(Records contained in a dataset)
----------------------------------------
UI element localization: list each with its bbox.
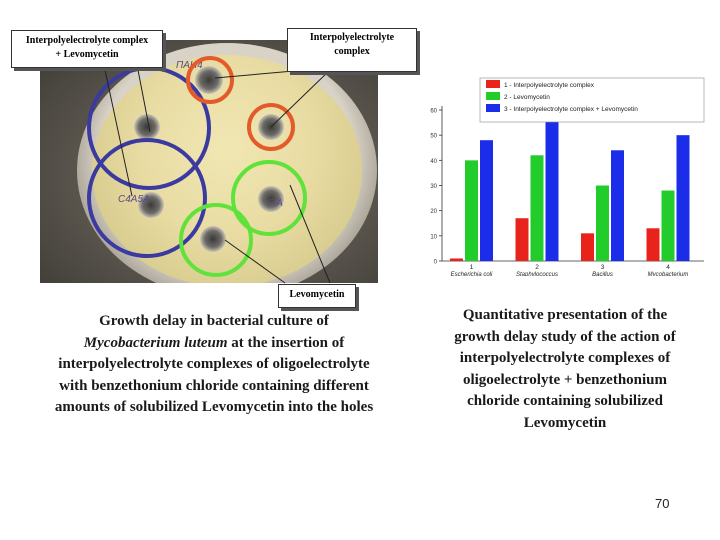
category-label: Escherichia coli [451, 272, 493, 276]
bar-1-3 [581, 233, 594, 261]
x-tick-label: 1 [470, 264, 474, 271]
bar-1-4 [646, 228, 660, 261]
left-caption-line-1: Growth delay in bacterial culture of [99, 313, 329, 329]
callout-levomycetin: Levomycetin [278, 284, 356, 308]
y-tick-label: 20 [430, 209, 437, 215]
y-tick-label: 30 [430, 184, 437, 190]
green-circle-bottom [179, 203, 253, 277]
y-tick-label: 0 [434, 260, 438, 266]
legend-label-3: 3 - Interpolyelectrolyte complex + Levom… [504, 106, 638, 113]
bar-2-1 [465, 160, 478, 261]
left-caption-line-2: Mycobacterium luteum at the insertion of [14, 333, 414, 355]
bar-1-2 [515, 218, 529, 261]
bar-3-3 [611, 150, 624, 261]
blue-circle-upper [87, 66, 211, 190]
bar-3-4 [676, 135, 690, 261]
right-caption-line-5: chloride containing solubilized [467, 393, 663, 409]
hole-combo-2 [138, 192, 164, 218]
callout-complex: Interpolyelectrolyte complex [287, 28, 417, 72]
right-caption-line-3: interpolyelectrolyte complexes of [459, 350, 671, 366]
bar-2-3 [596, 185, 609, 261]
slide-number: 70 [655, 496, 670, 511]
legend-swatch-3 [486, 104, 500, 112]
blue-circle-lower [87, 138, 207, 258]
red-circle-lower [247, 103, 295, 151]
dish-label-1: ПАН4 [176, 60, 203, 71]
green-circle-right [231, 160, 307, 236]
right-caption-line-2: growth delay study of the action of [454, 328, 676, 345]
x-tick-label: 4 [666, 264, 670, 271]
callout-complex-levomycetin: Interpolyelectrolyte complex + Levomycet… [11, 30, 163, 68]
left-caption-line-2-rest: at the insertion of [227, 334, 345, 351]
hole-levomycetin-1 [258, 186, 284, 212]
pointer-line-combo-1 [137, 69, 151, 133]
legend-label-1: 1 - Interpolyelectrolyte complex [504, 82, 595, 89]
left-caption-line-3: interpolyelectrolyte complexes of oligoe… [58, 356, 370, 372]
category-label: Bacillus [592, 272, 613, 276]
category-label: Staphylococcus [516, 272, 558, 276]
right-caption: Quantitative presentation of the growth … [425, 305, 705, 434]
dish-label-3: C4A5A [118, 194, 150, 205]
legend-label-2: 2 - Levomycetin [504, 94, 550, 101]
pointer-line-complex-2 [270, 69, 331, 128]
y-tick-label: 40 [430, 159, 437, 165]
left-caption: Growth delay in bacterial culture of Myc… [14, 311, 414, 419]
x-tick-label: 2 [535, 264, 539, 271]
pointer-line-levo-1 [224, 239, 286, 284]
dish-label-2: ГIА [268, 198, 283, 209]
legend-box [479, 77, 705, 123]
bar-2-4 [661, 190, 675, 261]
bar-3-1 [480, 140, 493, 261]
bar-1-1 [450, 258, 463, 261]
legend-swatch-1 [486, 80, 500, 88]
category-label: Mycobacterium [648, 272, 689, 276]
hole-complex-1 [195, 66, 223, 94]
right-caption-line-6: Levomycetin [523, 414, 607, 431]
left-caption-line-5: amounts of solubilized Levomycetin into … [54, 399, 374, 415]
y-tick-label: 50 [430, 134, 437, 140]
y-tick-label: 60 [430, 109, 437, 115]
pointer-line-combo-2 [104, 69, 133, 197]
right-caption-line-1: Quantitative presentation of the [462, 307, 668, 323]
bar-2-2 [530, 155, 544, 261]
x-tick-label: 3 [601, 264, 605, 271]
right-caption-line-4: oligoelectrolyte + benzethonium [462, 371, 668, 388]
pointer-line-levo-2 [289, 184, 331, 284]
hole-levomycetin-2 [200, 226, 226, 252]
left-caption-species: Mycobacterium luteum [83, 334, 228, 351]
bar-3-2 [545, 120, 559, 261]
left-caption-line-4: with benzethonium chloride containing di… [59, 377, 369, 394]
legend-swatch-2 [486, 92, 500, 100]
y-tick-label: 10 [430, 234, 437, 240]
red-circle-upper [186, 56, 234, 104]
----------------------------------------
### PROBLEM TO SOLVE
Retype the data above as given, letting no picture into the copy.

### RESULT OF THE TASK
UI element localization: list each with its bbox.
category-label: Escherichia coli [451, 272, 493, 276]
bar-1-3 [581, 233, 594, 261]
x-tick-label: 1 [470, 264, 474, 271]
bar-1-4 [646, 228, 660, 261]
left-caption-line-1: Growth delay in bacterial culture of [99, 313, 329, 329]
callout-levomycetin: Levomycetin [278, 284, 356, 308]
y-tick-label: 20 [430, 209, 437, 215]
y-tick-label: 30 [430, 184, 437, 190]
green-circle-bottom [179, 203, 253, 277]
y-tick-label: 0 [434, 260, 438, 266]
legend-label-3: 3 - Interpolyelectrolyte complex + Levom… [504, 106, 638, 113]
bar-2-1 [465, 160, 478, 261]
left-caption-line-2: Mycobacterium luteum at the insertion of [14, 333, 414, 355]
bar-1-2 [515, 218, 529, 261]
bar-3-3 [611, 150, 624, 261]
blue-circle-upper [87, 66, 211, 190]
bar-3-4 [676, 135, 690, 261]
right-caption-line-5: chloride containing solubilized [467, 393, 663, 409]
hole-combo-2 [138, 192, 164, 218]
callout-complex: Interpolyelectrolyte complex [287, 28, 417, 72]
right-caption-line-3: interpolyelectrolyte complexes of [459, 350, 671, 366]
bar-2-3 [596, 185, 609, 261]
slide-number: 70 [655, 496, 670, 511]
legend-swatch-3 [486, 104, 500, 112]
blue-circle-lower [87, 138, 207, 258]
red-circle-lower [247, 103, 295, 151]
dish-label-1: ПАН4 [176, 60, 203, 71]
green-circle-right [231, 160, 307, 236]
right-caption-line-2: growth delay study of the action of [454, 328, 676, 345]
x-tick-label: 4 [666, 264, 670, 271]
callout-complex-levomycetin: Interpolyelectrolyte complex + Levomycet… [11, 30, 163, 68]
left-caption-line-2-rest: at the insertion of [227, 334, 345, 351]
hole-levomycetin-1 [258, 186, 284, 212]
pointer-line-combo-1 [137, 69, 151, 133]
legend-label-1: 1 - Interpolyelectrolyte complex [504, 82, 595, 89]
left-caption-line-3: interpolyelectrolyte complexes of oligoe… [58, 356, 370, 372]
category-label: Bacillus [592, 272, 613, 276]
category-label: Staphylococcus [516, 272, 558, 276]
right-caption: Quantitative presentation of the growth … [425, 305, 705, 434]
dish-label-3: C4A5A [118, 194, 150, 205]
legend-label-2: 2 - Levomycetin [504, 94, 550, 101]
pointer-line-complex-2 [270, 69, 331, 128]
y-tick-label: 40 [430, 159, 437, 165]
left-caption: Growth delay in bacterial culture of Myc… [14, 311, 414, 419]
x-tick-label: 2 [535, 264, 539, 271]
pointer-line-levo-1 [224, 239, 286, 284]
dish-label-2: ГIА [268, 198, 283, 209]
legend-box [479, 77, 705, 123]
bar-2-4 [661, 190, 675, 261]
bar-3-1 [480, 140, 493, 261]
bar-1-1 [450, 258, 463, 261]
legend-swatch-1 [486, 80, 500, 88]
category-label: Mycobacterium [648, 272, 689, 276]
hole-complex-1 [195, 66, 223, 94]
right-caption-line-6: Levomycetin [523, 414, 607, 431]
left-caption-line-5: amounts of solubilized Levomycetin into … [54, 399, 374, 415]
y-tick-label: 50 [430, 134, 437, 140]
y-tick-label: 60 [430, 109, 437, 115]
pointer-line-combo-2 [104, 69, 133, 197]
right-caption-line-1: Quantitative presentation of the [462, 307, 668, 323]
bar-2-2 [530, 155, 544, 261]
x-tick-label: 3 [601, 264, 605, 271]
right-caption-line-4: oligoelectrolyte + benzethonium [462, 371, 668, 388]
pointer-line-levo-2 [289, 184, 331, 284]
hole-levomycetin-2 [200, 226, 226, 252]
left-caption-species: Mycobacterium luteum [83, 334, 228, 351]
bar-3-2 [545, 120, 559, 261]
left-caption-line-4: with benzethonium chloride containing di… [59, 377, 369, 394]
legend-swatch-2 [486, 92, 500, 100]
y-tick-label: 10 [430, 234, 437, 240]
red-circle-upper [186, 56, 234, 104]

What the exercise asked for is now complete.